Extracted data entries
<<<<
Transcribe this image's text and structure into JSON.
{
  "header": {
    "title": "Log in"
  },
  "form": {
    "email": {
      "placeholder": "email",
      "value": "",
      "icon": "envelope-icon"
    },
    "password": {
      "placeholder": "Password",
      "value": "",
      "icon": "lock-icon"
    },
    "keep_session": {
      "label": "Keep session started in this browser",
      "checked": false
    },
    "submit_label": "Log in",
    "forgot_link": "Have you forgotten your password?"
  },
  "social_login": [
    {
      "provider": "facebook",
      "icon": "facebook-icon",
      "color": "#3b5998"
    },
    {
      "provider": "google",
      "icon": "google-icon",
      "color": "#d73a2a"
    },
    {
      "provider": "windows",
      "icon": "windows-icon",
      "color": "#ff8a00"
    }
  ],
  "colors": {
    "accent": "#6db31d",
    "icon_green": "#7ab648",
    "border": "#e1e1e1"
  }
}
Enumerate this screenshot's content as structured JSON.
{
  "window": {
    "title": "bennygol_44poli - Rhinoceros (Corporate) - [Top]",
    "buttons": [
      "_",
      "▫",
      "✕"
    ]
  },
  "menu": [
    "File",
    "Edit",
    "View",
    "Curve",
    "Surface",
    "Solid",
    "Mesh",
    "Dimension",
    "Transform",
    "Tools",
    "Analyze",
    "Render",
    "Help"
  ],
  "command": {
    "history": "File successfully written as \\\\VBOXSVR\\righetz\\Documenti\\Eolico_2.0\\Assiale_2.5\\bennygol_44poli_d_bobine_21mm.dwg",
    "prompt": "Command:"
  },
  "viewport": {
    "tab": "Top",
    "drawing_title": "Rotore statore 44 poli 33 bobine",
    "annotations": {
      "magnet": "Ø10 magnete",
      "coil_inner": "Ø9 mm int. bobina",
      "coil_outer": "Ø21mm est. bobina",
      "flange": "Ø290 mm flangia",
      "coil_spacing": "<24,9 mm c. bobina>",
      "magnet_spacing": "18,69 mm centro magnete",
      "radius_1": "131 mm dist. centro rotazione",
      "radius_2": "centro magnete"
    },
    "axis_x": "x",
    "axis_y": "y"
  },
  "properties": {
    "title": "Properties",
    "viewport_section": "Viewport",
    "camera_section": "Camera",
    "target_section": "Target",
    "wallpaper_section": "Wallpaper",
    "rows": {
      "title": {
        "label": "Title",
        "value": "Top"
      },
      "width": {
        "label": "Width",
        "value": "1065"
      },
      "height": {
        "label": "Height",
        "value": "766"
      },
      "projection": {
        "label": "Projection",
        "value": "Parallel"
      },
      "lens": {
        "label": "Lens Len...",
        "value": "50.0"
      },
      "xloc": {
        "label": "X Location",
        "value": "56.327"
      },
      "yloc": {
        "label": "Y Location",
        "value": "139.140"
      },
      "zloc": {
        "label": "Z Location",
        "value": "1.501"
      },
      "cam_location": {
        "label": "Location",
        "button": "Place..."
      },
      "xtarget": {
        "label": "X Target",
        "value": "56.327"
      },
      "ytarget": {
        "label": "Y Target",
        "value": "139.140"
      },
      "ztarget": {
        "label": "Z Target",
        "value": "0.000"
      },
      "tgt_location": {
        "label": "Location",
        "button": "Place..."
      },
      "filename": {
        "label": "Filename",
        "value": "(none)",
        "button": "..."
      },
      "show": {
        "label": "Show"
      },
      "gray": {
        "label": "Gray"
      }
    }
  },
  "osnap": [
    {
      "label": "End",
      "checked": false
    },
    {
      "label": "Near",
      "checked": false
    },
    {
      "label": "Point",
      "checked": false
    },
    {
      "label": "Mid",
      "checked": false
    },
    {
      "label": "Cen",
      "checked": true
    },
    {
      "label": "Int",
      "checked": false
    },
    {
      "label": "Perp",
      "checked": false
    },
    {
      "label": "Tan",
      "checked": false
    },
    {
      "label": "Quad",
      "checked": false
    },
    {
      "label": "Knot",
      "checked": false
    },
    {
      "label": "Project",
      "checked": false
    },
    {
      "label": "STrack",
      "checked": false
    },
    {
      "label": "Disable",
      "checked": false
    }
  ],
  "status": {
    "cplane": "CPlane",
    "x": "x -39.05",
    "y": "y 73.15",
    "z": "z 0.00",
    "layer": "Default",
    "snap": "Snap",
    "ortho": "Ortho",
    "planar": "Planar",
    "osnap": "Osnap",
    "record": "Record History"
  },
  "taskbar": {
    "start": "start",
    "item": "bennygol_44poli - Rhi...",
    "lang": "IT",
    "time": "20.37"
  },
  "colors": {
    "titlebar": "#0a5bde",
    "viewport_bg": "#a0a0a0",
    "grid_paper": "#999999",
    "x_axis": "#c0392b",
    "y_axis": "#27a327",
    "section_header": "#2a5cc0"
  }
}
>>>>
EXERCISE OBJECTIVE:
Nothing in the data may differ; print all of it exactly as written.

FINAL ANSWER:
Transcribe this image's text and structure into JSON.
{
  "header": {
    "title": "Log in"
  },
  "form": {
    "email": {
      "placeholder": "email",
      "value": "",
      "icon": "envelope-icon"
    },
    "password": {
      "placeholder": "Password",
      "value": "",
      "icon": "lock-icon"
    },
    "keep_session": {
      "label": "Keep session started in this browser",
      "checked": false
    },
    "submit_label": "Log in",
    "forgot_link": "Have you forgotten your password?"
  },
  "social_login": [
    {
      "provider": "facebook",
      "icon": "facebook-icon",
      "color": "#3b5998"
    },
    {
      "provider": "google",
      "icon": "google-icon",
      "color": "#d73a2a"
    },
    {
      "provider": "windows",
      "icon": "windows-icon",
      "color": "#ff8a00"
    }
  ],
  "colors": {
    "accent": "#6db31d",
    "icon_green": "#7ab648",
    "border": "#e1e1e1"
  }
}
Enumerate this screenshot's content as structured JSON.
{
  "window": {
    "title": "bennygol_44poli - Rhinoceros (Corporate) - [Top]",
    "buttons": [
      "_",
      "▫",
      "✕"
    ]
  },
  "menu": [
    "File",
    "Edit",
    "View",
    "Curve",
    "Surface",
    "Solid",
    "Mesh",
    "Dimension",
    "Transform",
    "Tools",
    "Analyze",
    "Render",
    "Help"
  ],
  "command": {
    "history": "File successfully written as \\\\VBOXSVR\\righetz\\Documenti\\Eolico_2.0\\Assiale_2.5\\bennygol_44poli_d_bobine_21mm.dwg",
    "prompt": "Command:"
  },
  "viewport": {
    "tab": "Top",
    "drawing_title": "Rotore statore 44 poli 33 bobine",
    "annotations": {
      "magnet": "Ø10 magnete",
      "coil_inner": "Ø9 mm int. bobina",
      "coil_outer": "Ø21mm est. bobina",
      "flange": "Ø290 mm flangia",
      "coil_spacing": "<24,9 mm c. bobina>",
      "magnet_spacing": "18,69 mm centro magnete",
      "radius_1": "131 mm dist. centro rotazione",
      "radius_2": "centro magnete"
    },
    "axis_x": "x",
    "axis_y": "y"
  },
  "properties": {
    "title": "Properties",
    "viewport_section": "Viewport",
    "camera_section": "Camera",
    "target_section": "Target",
    "wallpaper_section": "Wallpaper",
    "rows": {
      "title": {
        "label": "Title",
        "value": "Top"
      },
      "width": {
        "label": "Width",
        "value": "1065"
      },
      "height": {
        "label": "Height",
        "value": "766"
      },
      "projection": {
        "label": "Projection",
        "value": "Parallel"
      },
      "lens": {
        "label": "Lens Len...",
        "value": "50.0"
      },
      "xloc": {
        "label": "X Location",
        "value": "56.327"
      },
      "yloc": {
        "label": "Y Location",
        "value": "139.140"
      },
      "zloc": {
        "label": "Z Location",
        "value": "1.501"
      },
      "cam_location": {
        "label": "Location",
        "button": "Place..."
      },
      "xtarget": {
        "label": "X Target",
        "value": "56.327"
      },
      "ytarget": {
        "label": "Y Target",
        "value": "139.140"
      },
      "ztarget": {
        "label": "Z Target",
        "value": "0.000"
      },
      "tgt_location": {
        "label": "Location",
        "button": "Place..."
      },
      "filename": {
        "label": "Filename",
        "value": "(none)",
        "button": "..."
      },
      "show": {
        "label": "Show"
      },
      "gray": {
        "label": "Gray"
      }
    }
  },
  "osnap": [
    {
      "label": "End",
      "checked": false
    },
    {
      "label": "Near",
      "checked": false
    },
    {
      "label": "Point",
      "checked": false
    },
    {
      "label": "Mid",
      "checked": false
    },
    {
      "label": "Cen",
      "checked": true
    },
    {
      "label": "Int",
      "checked": false
    },
    {
      "label": "Perp",
      "checked": false
    },
    {
      "label": "Tan",
      "checked": false
    },
    {
      "label": "Quad",
      "checked": false
    },
    {
      "label": "Knot",
      "checked": false
    },
    {
      "label": "Project",
      "checked": false
    },
    {
      "label": "STrack",
      "checked": false
    },
    {
      "label": "Disable",
      "checked": false
    }
  ],
  "status": {
    "cplane": "CPlane",
    "x": "x -39.05",
    "y": "y 73.15",
    "z": "z 0.00",
    "layer": "Default",
    "snap": "Snap",
    "ortho": "Ortho",
    "planar": "Planar",
    "osnap": "Osnap",
    "record": "Record History"
  },
  "taskbar": {
    "start": "start",
    "item": "bennygol_44poli - Rhi...",
    "lang": "IT",
    "time": "20.37"
  },
  "colors": {
    "titlebar": "#0a5bde",
    "viewport_bg": "#a0a0a0",
    "grid_paper": "#999999",
    "x_axis": "#c0392b",
    "y_axis": "#27a327",
    "section_header": "#2a5cc0"
  }
}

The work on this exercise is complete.